▸ Exercise directions: Give back the entire listing verbatim.

▸ Data for the task:
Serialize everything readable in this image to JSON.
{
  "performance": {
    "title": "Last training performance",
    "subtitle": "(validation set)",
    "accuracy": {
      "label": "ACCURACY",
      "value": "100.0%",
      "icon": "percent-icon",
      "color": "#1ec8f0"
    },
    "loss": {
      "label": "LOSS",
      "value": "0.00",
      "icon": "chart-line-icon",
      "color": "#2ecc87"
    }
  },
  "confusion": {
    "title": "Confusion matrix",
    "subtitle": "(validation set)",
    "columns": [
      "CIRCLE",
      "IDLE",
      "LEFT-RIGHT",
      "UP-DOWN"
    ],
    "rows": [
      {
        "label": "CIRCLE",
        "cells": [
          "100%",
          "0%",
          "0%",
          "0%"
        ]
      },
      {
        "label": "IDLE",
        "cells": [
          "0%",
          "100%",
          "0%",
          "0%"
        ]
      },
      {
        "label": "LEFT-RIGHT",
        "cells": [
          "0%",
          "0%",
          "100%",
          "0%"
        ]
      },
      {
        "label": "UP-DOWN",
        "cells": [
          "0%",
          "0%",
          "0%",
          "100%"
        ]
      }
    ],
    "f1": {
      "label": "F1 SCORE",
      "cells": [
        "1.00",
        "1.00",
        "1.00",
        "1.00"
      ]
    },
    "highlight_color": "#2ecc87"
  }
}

▸ Complete output:
Serialize everything readable in this image to JSON.
{
  "performance": {
    "title": "Last training performance",
    "subtitle": "(validation set)",
    "accuracy": {
      "label": "ACCURACY",
      "value": "100.0%",
      "icon": "percent-icon",
      "color": "#1ec8f0"
    },
    "loss": {
      "label": "LOSS",
      "value": "0.00",
      "icon": "chart-line-icon",
      "color": "#2ecc87"
    }
  },
  "confusion": {
    "title": "Confusion matrix",
    "subtitle": "(validation set)",
    "columns": [
      "CIRCLE",
      "IDLE",
      "LEFT-RIGHT",
      "UP-DOWN"
    ],
    "rows": [
      {
        "label": "CIRCLE",
        "cells": [
          "100%",
          "0%",
          "0%",
          "0%"
        ]
      },
      {
        "label": "IDLE",
        "cells": [
          "0%",
          "100%",
          "0%",
          "0%"
        ]
      },
      {
        "label": "LEFT-RIGHT",
        "cells": [
          "0%",
          "0%",
          "100%",
          "0%"
        ]
      },
      {
        "label": "UP-DOWN",
        "cells": [
          "0%",
          "0%",
          "0%",
          "100%"
        ]
      }
    ],
    "f1": {
      "label": "F1 SCORE",
      "cells": [
        "1.00",
        "1.00",
        "1.00",
        "1.00"
      ]
    },
    "highlight_color": "#2ecc87"
  }
}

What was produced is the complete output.